◆ **Work instructions**: Please copy all the lines that follow, word for word.

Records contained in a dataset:
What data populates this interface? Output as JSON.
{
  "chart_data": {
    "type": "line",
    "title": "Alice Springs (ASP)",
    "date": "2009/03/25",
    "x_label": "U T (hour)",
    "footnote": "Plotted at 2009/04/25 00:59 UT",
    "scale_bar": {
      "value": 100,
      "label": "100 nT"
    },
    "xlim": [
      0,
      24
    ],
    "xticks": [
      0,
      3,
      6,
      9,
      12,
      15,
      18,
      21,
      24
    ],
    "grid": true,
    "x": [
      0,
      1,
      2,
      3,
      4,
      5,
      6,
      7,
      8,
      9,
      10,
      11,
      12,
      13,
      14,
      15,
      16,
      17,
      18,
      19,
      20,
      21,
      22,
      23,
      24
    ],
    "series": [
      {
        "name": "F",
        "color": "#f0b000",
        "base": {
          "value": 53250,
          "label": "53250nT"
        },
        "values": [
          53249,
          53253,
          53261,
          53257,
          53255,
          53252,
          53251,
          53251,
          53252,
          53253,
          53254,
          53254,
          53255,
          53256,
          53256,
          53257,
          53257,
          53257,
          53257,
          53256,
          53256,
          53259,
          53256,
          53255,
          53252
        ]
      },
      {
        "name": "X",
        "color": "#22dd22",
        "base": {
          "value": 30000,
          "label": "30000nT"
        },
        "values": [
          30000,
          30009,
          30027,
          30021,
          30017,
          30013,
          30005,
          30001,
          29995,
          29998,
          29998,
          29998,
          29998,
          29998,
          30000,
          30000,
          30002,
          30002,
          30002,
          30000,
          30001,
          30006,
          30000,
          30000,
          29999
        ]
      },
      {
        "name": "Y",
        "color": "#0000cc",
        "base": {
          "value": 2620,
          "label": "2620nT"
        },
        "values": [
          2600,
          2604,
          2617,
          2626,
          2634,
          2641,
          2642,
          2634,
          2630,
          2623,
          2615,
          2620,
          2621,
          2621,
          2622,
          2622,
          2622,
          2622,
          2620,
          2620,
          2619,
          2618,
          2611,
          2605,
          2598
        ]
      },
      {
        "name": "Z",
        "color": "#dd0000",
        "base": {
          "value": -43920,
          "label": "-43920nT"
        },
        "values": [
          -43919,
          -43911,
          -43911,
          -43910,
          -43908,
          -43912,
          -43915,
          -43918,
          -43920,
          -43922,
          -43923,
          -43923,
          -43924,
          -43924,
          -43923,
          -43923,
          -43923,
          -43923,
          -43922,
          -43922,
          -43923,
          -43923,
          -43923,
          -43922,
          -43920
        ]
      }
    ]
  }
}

◆ **Result of the task**:
What data populates this interface? Output as JSON.
{
  "chart_data": {
    "type": "line",
    "title": "Alice Springs (ASP)",
    "date": "2009/03/25",
    "x_label": "U T (hour)",
    "footnote": "Plotted at 2009/04/25 00:59 UT",
    "scale_bar": {
      "value": 100,
      "label": "100 nT"
    },
    "xlim": [
      0,
      24
    ],
    "xticks": [
      0,
      3,
      6,
      9,
      12,
      15,
      18,
      21,
      24
    ],
    "grid": true,
    "x": [
      0,
      1,
      2,
      3,
      4,
      5,
      6,
      7,
      8,
      9,
      10,
      11,
      12,
      13,
      14,
      15,
      16,
      17,
      18,
      19,
      20,
      21,
      22,
      23,
      24
    ],
    "series": [
      {
        "name": "F",
        "color": "#f0b000",
        "base": {
          "value": 53250,
          "label": "53250nT"
        },
        "values": [
          53249,
          53253,
          53261,
          53257,
          53255,
          53252,
          53251,
          53251,
          53252,
          53253,
          53254,
          53254,
          53255,
          53256,
          53256,
          53257,
          53257,
          53257,
          53257,
          53256,
          53256,
          53259,
          53256,
          53255,
          53252
        ]
      },
      {
        "name": "X",
        "color": "#22dd22",
        "base": {
          "value": 30000,
          "label": "30000nT"
        },
        "values": [
          30000,
          30009,
          30027,
          30021,
          30017,
          30013,
          30005,
          30001,
          29995,
          29998,
          29998,
          29998,
          29998,
          29998,
          30000,
          30000,
          30002,
          30002,
          30002,
          30000,
          30001,
          30006,
          30000,
          30000,
          29999
        ]
      },
      {
        "name": "Y",
        "color": "#0000cc",
        "base": {
          "value": 2620,
          "label": "2620nT"
        },
        "values": [
          2600,
          2604,
          2617,
          2626,
          2634,
          2641,
          2642,
          2634,
          2630,
          2623,
          2615,
          2620,
          2621,
          2621,
          2622,
          2622,
          2622,
          2622,
          2620,
          2620,
          2619,
          2618,
          2611,
          2605,
          2598
        ]
      },
      {
        "name": "Z",
        "color": "#dd0000",
        "base": {
          "value": -43920,
          "label": "-43920nT"
        },
        "values": [
          -43919,
          -43911,
          -43911,
          -43910,
          -43908,
          -43912,
          -43915,
          -43918,
          -43920,
          -43922,
          -43923,
          -43923,
          -43924,
          -43924,
          -43923,
          -43923,
          -43923,
          -43923,
          -43922,
          -43922,
          -43923,
          -43923,
          -43923,
          -43922,
          -43920
        ]
      }
    ]
  }
}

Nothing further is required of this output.